Return the material word for word. Do not include the pictures.

[Start of DATASET CONTENT]

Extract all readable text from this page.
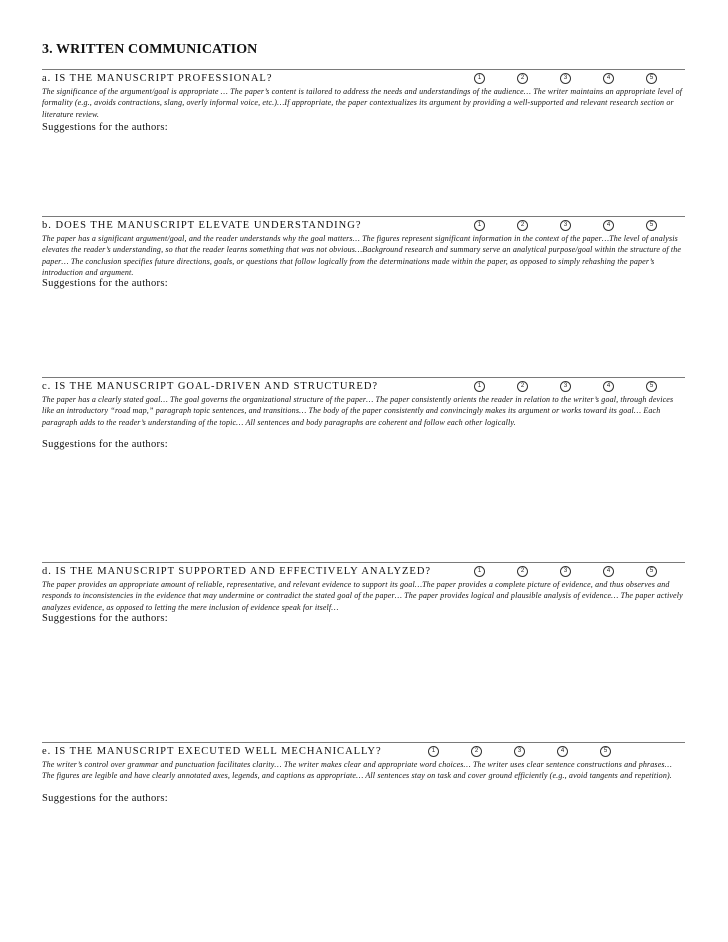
3. WRITTEN COMMUNICATION
a. IS THE MANUSCRIPT PROFESSIONAL?	1	2	3	4	5
The significance of the argument/goal is appropriate … The paper’s content is tailored to address the needs and understandings of the audience… The writer maintains an appropriate level of formality (e.g., avoids contractions, slang, overly informal voice, etc.)…If appropriate, the paper contextualizes its argument by providing a well-supported and relevant research section or literature review.
Suggestions for the authors:
b. DOES THE MANUSCRIPT ELEVATE UNDERSTANDING?	1	2	3	4	5
The paper has a significant argument/goal, and the reader understands why the goal matters… The figures represent significant information in the context of the paper…The level of analysis elevates the reader’s understanding, so that the reader learns something that was not obvious…Background research and summary serve an analytical purpose/goal within the structure of the paper… The conclusion specifies future directions, goals, or questions that follow logically from the determinations made within the paper, as opposed to simply rehashing the paper’s introduction and argument.
Suggestions for the authors:
c. IS THE MANUSCRIPT GOAL-DRIVEN AND STRUCTURED?	1	2	3	4	5
The paper has a clearly stated goal… The goal governs the organizational structure of the paper… The paper consistently orients the reader in relation to the writer’s goal, through devices like an introductory “road map,” paragraph topic sentences, and transitions… The body of the paper consistently and convincingly makes its argument or works toward its goal… Each paragraph adds to the reader’s understanding of the topic… All sentences and body paragraphs are coherent and follow each other logically.
Suggestions for the authors:
d. IS THE MANUSCRIPT SUPPORTED AND EFFECTIVELY ANALYZED?	1	2	3	4	5
The paper provides an appropriate amount of reliable, representative, and relevant evidence to support its goal…The paper provides a complete picture of evidence, and thus observes and responds to inconsistencies in the evidence that may undermine or contradict the stated goal of the paper… The paper provides logical and plausible analysis of evidence… The paper actively analyzes evidence, as opposed to letting the mere inclusion of evidence speak for itself…
Suggestions for the authors:
e. IS THE MANUSCRIPT EXECUTED WELL MECHANICALLY?	1	2	3	4	5
The writer’s control over grammar and punctuation facilitates clarity… The writer makes clear and appropriate word choices… The writer uses clear sentence constructions and phrases… The figures are legible and have clearly annotated axes, legends, and captions as appropriate… All sentences stay on task and cover ground efficiently (e.g., avoid tangents and repetition).
Suggestions for the authors:
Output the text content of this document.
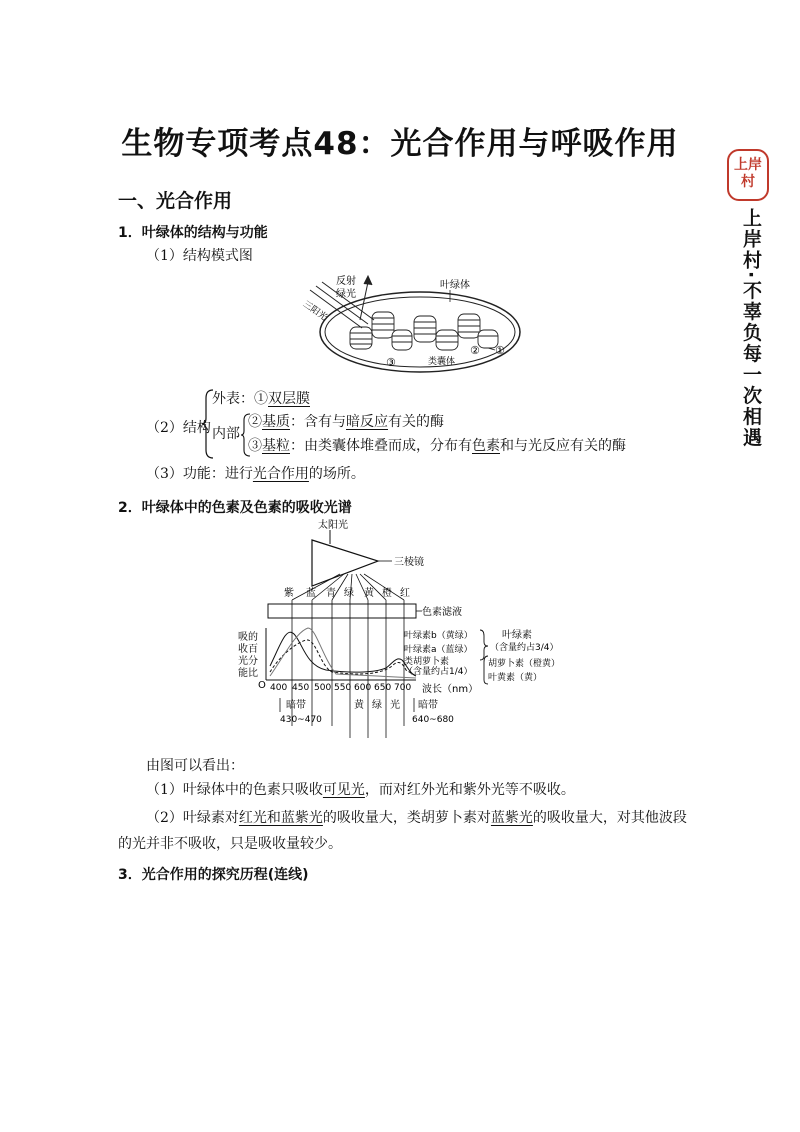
上岸
村
上岸村·不辜负每一次相遇
生物专项考点48：光合作用与呼吸作用
一、光合作用
1．叶绿体的结构与功能
（1）结构模式图
反射
绿光
三阳光
叶绿体
类囊体
③
② ①
（2）结构
外表：①双层膜
内部
②基质：含有与暗反应有关的酶
③基粒：由类囊体堆叠而成，分布有色素和与光反应有关的酶
（3）功能：进行光合作用的场所。
2．叶绿体中的色素及色素的吸收光谱
太阳光
三棱镜
紫 蓝 青 绿 黄 橙 红
色素滤液
吸的
收百
光分
能比
O 400 450 500 550 600 650 700 波长（nm）
叶绿素b（黄绿）
叶绿素a（蓝绿）
类胡萝卜素
（含量约占1/4）
叶绿素
（含量约占3/4）
胡萝卜素（橙黄）
叶黄素（黄）
暗带
430~470
黄 绿 光 暗带
640~680
由图可以看出：
（1）叶绿体中的色素只吸收可见光，而对红外光和紫外光等不吸收。
（2）叶绿素对红光和蓝紫光的吸收量大，类胡萝卜素对蓝紫光的吸收量大，对其他波段
的光并非不吸收，只是吸收量较少。
3．光合作用的探究历程(连线)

[End of DATASET CONTENT]

» **ANSWER TO THIS TASK**
Extract all readable text from this page.
3. WRITTEN COMMUNICATION
a. IS THE MANUSCRIPT PROFESSIONAL?	1	2	3	4	5
The significance of the argument/goal is appropriate … The paper’s content is tailored to address the needs and understandings of the audience… The writer maintains an appropriate level of formality (e.g., avoids contractions, slang, overly informal voice, etc.)…If appropriate, the paper contextualizes its argument by providing a well-supported and relevant research section or literature review.
Suggestions for the authors:
b. DOES THE MANUSCRIPT ELEVATE UNDERSTANDING?	1	2	3	4	5
The paper has a significant argument/goal, and the reader understands why the goal matters… The figures represent significant information in the context of the paper…The level of analysis elevates the reader’s understanding, so that the reader learns something that was not obvious…Background research and summary serve an analytical purpose/goal within the structure of the paper… The conclusion specifies future directions, goals, or questions that follow logically from the determinations made within the paper, as opposed to simply rehashing the paper’s introduction and argument.
Suggestions for the authors:
c. IS THE MANUSCRIPT GOAL-DRIVEN AND STRUCTURED?	1	2	3	4	5
The paper has a clearly stated goal… The goal governs the organizational structure of the paper… The paper consistently orients the reader in relation to the writer’s goal, through devices like an introductory “road map,” paragraph topic sentences, and transitions… The body of the paper consistently and convincingly makes its argument or works toward its goal… Each paragraph adds to the reader’s understanding of the topic… All sentences and body paragraphs are coherent and follow each other logically.
Suggestions for the authors:
d. IS THE MANUSCRIPT SUPPORTED AND EFFECTIVELY ANALYZED?	1	2	3	4	5
The paper provides an appropriate amount of reliable, representative, and relevant evidence to support its goal…The paper provides a complete picture of evidence, and thus observes and responds to inconsistencies in the evidence that may undermine or contradict the stated goal of the paper… The paper provides logical and plausible analysis of evidence… The paper actively analyzes evidence, as opposed to letting the mere inclusion of evidence speak for itself…
Suggestions for the authors:
e. IS THE MANUSCRIPT EXECUTED WELL MECHANICALLY?	1	2	3	4	5
The writer’s control over grammar and punctuation facilitates clarity… The writer makes clear and appropriate word choices… The writer uses clear sentence constructions and phrases… The figures are legible and have clearly annotated axes, legends, and captions as appropriate… All sentences stay on task and cover ground efficiently (e.g., avoid tangents and repetition).
Suggestions for the authors:
Output the text content of this document.
上岸
村
上岸村·不辜负每一次相遇
生物专项考点48：光合作用与呼吸作用
一、光合作用
1．叶绿体的结构与功能
（1）结构模式图
反射
绿光
三阳光
叶绿体
类囊体
③
② ①
（2）结构
外表：①双层膜
内部
②基质：含有与暗反应有关的酶
③基粒：由类囊体堆叠而成，分布有色素和与光反应有关的酶
（3）功能：进行光合作用的场所。
2．叶绿体中的色素及色素的吸收光谱
太阳光
三棱镜
紫 蓝 青 绿 黄 橙 红
色素滤液
吸的
收百
光分
能比
O 400 450 500 550 600 650 700 波长（nm）
叶绿素b（黄绿）
叶绿素a（蓝绿）
类胡萝卜素
（含量约占1/4）
叶绿素
（含量约占3/4）
胡萝卜素（橙黄）
叶黄素（黄）
暗带
430~470
黄 绿 光 暗带
640~680
由图可以看出：
（1）叶绿体中的色素只吸收可见光，而对红外光和紫外光等不吸收。
（2）叶绿素对红光和蓝紫光的吸收量大，类胡萝卜素对蓝紫光的吸收量大，对其他波段
的光并非不吸收，只是吸收量较少。
3．光合作用的探究历程(连线)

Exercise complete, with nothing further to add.